* begin INPUT DATA *

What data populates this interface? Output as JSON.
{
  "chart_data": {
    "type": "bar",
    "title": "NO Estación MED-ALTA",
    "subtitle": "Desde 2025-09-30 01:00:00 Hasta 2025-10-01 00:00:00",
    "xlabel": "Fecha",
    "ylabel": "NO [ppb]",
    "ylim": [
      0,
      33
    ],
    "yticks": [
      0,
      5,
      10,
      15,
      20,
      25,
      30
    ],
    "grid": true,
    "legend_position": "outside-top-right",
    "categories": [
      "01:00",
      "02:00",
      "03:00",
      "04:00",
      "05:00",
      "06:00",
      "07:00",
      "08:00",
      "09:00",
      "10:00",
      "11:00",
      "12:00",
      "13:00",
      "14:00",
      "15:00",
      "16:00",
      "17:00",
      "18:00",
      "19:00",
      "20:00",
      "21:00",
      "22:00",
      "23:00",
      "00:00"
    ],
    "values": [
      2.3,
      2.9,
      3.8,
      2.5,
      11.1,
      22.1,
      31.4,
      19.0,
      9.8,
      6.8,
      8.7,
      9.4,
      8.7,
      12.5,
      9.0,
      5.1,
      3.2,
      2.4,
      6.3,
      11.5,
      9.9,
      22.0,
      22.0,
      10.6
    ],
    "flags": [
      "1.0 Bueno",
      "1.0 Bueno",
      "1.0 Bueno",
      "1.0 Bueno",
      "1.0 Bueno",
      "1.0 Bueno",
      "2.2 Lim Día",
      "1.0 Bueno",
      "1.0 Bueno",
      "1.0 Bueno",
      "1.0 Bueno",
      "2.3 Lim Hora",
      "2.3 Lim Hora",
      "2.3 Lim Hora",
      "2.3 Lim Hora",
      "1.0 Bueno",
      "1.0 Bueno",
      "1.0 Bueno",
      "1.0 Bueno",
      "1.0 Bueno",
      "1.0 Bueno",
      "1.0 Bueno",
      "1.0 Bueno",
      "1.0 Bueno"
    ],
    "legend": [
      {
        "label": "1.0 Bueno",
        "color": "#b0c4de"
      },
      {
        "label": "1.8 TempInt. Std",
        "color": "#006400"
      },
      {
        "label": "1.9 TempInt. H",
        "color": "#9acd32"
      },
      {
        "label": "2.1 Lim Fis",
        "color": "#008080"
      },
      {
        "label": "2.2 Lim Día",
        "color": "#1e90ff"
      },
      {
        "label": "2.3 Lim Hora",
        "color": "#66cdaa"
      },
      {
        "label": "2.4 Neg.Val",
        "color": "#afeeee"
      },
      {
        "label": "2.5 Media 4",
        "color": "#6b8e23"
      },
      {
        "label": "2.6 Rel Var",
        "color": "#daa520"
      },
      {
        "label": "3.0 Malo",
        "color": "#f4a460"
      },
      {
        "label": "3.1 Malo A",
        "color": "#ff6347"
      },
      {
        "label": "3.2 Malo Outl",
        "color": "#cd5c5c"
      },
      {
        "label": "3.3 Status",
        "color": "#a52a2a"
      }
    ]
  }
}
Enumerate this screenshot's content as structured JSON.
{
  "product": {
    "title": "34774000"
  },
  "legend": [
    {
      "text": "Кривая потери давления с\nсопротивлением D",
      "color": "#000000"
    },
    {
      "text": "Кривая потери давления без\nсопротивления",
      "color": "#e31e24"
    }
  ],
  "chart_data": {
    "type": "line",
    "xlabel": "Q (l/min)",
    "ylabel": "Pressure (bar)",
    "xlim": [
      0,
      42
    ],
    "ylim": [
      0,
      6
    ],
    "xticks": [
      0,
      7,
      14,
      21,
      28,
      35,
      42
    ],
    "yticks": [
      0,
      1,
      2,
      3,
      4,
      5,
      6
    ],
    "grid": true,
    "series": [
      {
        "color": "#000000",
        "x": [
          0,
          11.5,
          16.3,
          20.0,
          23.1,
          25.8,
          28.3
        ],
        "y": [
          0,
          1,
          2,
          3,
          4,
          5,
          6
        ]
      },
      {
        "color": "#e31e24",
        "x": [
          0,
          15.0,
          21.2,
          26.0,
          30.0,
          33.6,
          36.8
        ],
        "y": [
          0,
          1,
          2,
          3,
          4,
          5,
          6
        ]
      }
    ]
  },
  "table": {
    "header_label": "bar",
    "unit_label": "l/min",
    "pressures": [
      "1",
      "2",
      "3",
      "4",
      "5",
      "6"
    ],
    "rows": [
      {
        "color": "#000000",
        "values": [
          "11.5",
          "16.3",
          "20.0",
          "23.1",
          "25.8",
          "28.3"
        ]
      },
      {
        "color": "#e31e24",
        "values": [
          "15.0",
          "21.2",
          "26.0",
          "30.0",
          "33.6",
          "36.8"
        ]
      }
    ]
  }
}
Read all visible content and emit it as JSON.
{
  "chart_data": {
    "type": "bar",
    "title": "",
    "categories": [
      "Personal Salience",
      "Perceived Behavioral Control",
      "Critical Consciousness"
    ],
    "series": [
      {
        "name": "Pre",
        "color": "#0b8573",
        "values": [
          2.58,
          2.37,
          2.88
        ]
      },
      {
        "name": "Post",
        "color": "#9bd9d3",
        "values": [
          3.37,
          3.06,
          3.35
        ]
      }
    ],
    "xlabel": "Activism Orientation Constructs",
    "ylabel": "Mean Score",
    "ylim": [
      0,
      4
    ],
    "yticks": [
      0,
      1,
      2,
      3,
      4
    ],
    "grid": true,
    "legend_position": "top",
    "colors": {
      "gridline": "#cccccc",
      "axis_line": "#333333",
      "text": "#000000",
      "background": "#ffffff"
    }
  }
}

* end INPUT DATA *

### INSTRUCTIONS TO FOLLOW:
Using the listing above, please repeat every entry exactly.

### TASK SOLUTION:
What data populates this interface? Output as JSON.
{
  "chart_data": {
    "type": "bar",
    "title": "NO Estación MED-ALTA",
    "subtitle": "Desde 2025-09-30 01:00:00 Hasta 2025-10-01 00:00:00",
    "xlabel": "Fecha",
    "ylabel": "NO [ppb]",
    "ylim": [
      0,
      33
    ],
    "yticks": [
      0,
      5,
      10,
      15,
      20,
      25,
      30
    ],
    "grid": true,
    "legend_position": "outside-top-right",
    "categories": [
      "01:00",
      "02:00",
      "03:00",
      "04:00",
      "05:00",
      "06:00",
      "07:00",
      "08:00",
      "09:00",
      "10:00",
      "11:00",
      "12:00",
      "13:00",
      "14:00",
      "15:00",
      "16:00",
      "17:00",
      "18:00",
      "19:00",
      "20:00",
      "21:00",
      "22:00",
      "23:00",
      "00:00"
    ],
    "values": [
      2.3,
      2.9,
      3.8,
      2.5,
      11.1,
      22.1,
      31.4,
      19.0,
      9.8,
      6.8,
      8.7,
      9.4,
      8.7,
      12.5,
      9.0,
      5.1,
      3.2,
      2.4,
      6.3,
      11.5,
      9.9,
      22.0,
      22.0,
      10.6
    ],
    "flags": [
      "1.0 Bueno",
      "1.0 Bueno",
      "1.0 Bueno",
      "1.0 Bueno",
      "1.0 Bueno",
      "1.0 Bueno",
      "2.2 Lim Día",
      "1.0 Bueno",
      "1.0 Bueno",
      "1.0 Bueno",
      "1.0 Bueno",
      "2.3 Lim Hora",
      "2.3 Lim Hora",
      "2.3 Lim Hora",
      "2.3 Lim Hora",
      "1.0 Bueno",
      "1.0 Bueno",
      "1.0 Bueno",
      "1.0 Bueno",
      "1.0 Bueno",
      "1.0 Bueno",
      "1.0 Bueno",
      "1.0 Bueno",
      "1.0 Bueno"
    ],
    "legend": [
      {
        "label": "1.0 Bueno",
        "color": "#b0c4de"
      },
      {
        "label": "1.8 TempInt. Std",
        "color": "#006400"
      },
      {
        "label": "1.9 TempInt. H",
        "color": "#9acd32"
      },
      {
        "label": "2.1 Lim Fis",
        "color": "#008080"
      },
      {
        "label": "2.2 Lim Día",
        "color": "#1e90ff"
      },
      {
        "label": "2.3 Lim Hora",
        "color": "#66cdaa"
      },
      {
        "label": "2.4 Neg.Val",
        "color": "#afeeee"
      },
      {
        "label": "2.5 Media 4",
        "color": "#6b8e23"
      },
      {
        "label": "2.6 Rel Var",
        "color": "#daa520"
      },
      {
        "label": "3.0 Malo",
        "color": "#f4a460"
      },
      {
        "label": "3.1 Malo A",
        "color": "#ff6347"
      },
      {
        "label": "3.2 Malo Outl",
        "color": "#cd5c5c"
      },
      {
        "label": "3.3 Status",
        "color": "#a52a2a"
      }
    ]
  }
}
Enumerate this screenshot's content as structured JSON.
{
  "product": {
    "title": "34774000"
  },
  "legend": [
    {
      "text": "Кривая потери давления с\nсопротивлением D",
      "color": "#000000"
    },
    {
      "text": "Кривая потери давления без\nсопротивления",
      "color": "#e31e24"
    }
  ],
  "chart_data": {
    "type": "line",
    "xlabel": "Q (l/min)",
    "ylabel": "Pressure (bar)",
    "xlim": [
      0,
      42
    ],
    "ylim": [
      0,
      6
    ],
    "xticks": [
      0,
      7,
      14,
      21,
      28,
      35,
      42
    ],
    "yticks": [
      0,
      1,
      2,
      3,
      4,
      5,
      6
    ],
    "grid": true,
    "series": [
      {
        "color": "#000000",
        "x": [
          0,
          11.5,
          16.3,
          20.0,
          23.1,
          25.8,
          28.3
        ],
        "y": [
          0,
          1,
          2,
          3,
          4,
          5,
          6
        ]
      },
      {
        "color": "#e31e24",
        "x": [
          0,
          15.0,
          21.2,
          26.0,
          30.0,
          33.6,
          36.8
        ],
        "y": [
          0,
          1,
          2,
          3,
          4,
          5,
          6
        ]
      }
    ]
  },
  "table": {
    "header_label": "bar",
    "unit_label": "l/min",
    "pressures": [
      "1",
      "2",
      "3",
      "4",
      "5",
      "6"
    ],
    "rows": [
      {
        "color": "#000000",
        "values": [
          "11.5",
          "16.3",
          "20.0",
          "23.1",
          "25.8",
          "28.3"
        ]
      },
      {
        "color": "#e31e24",
        "values": [
          "15.0",
          "21.2",
          "26.0",
          "30.0",
          "33.6",
          "36.8"
        ]
      }
    ]
  }
}
Read all visible content and emit it as JSON.
{
  "chart_data": {
    "type": "bar",
    "title": "",
    "categories": [
      "Personal Salience",
      "Perceived Behavioral Control",
      "Critical Consciousness"
    ],
    "series": [
      {
        "name": "Pre",
        "color": "#0b8573",
        "values": [
          2.58,
          2.37,
          2.88
        ]
      },
      {
        "name": "Post",
        "color": "#9bd9d3",
        "values": [
          3.37,
          3.06,
          3.35
        ]
      }
    ],
    "xlabel": "Activism Orientation Constructs",
    "ylabel": "Mean Score",
    "ylim": [
      0,
      4
    ],
    "yticks": [
      0,
      1,
      2,
      3,
      4
    ],
    "grid": true,
    "legend_position": "top",
    "colors": {
      "gridline": "#cccccc",
      "axis_line": "#333333",
      "text": "#000000",
      "background": "#ffffff"
    }
  }
}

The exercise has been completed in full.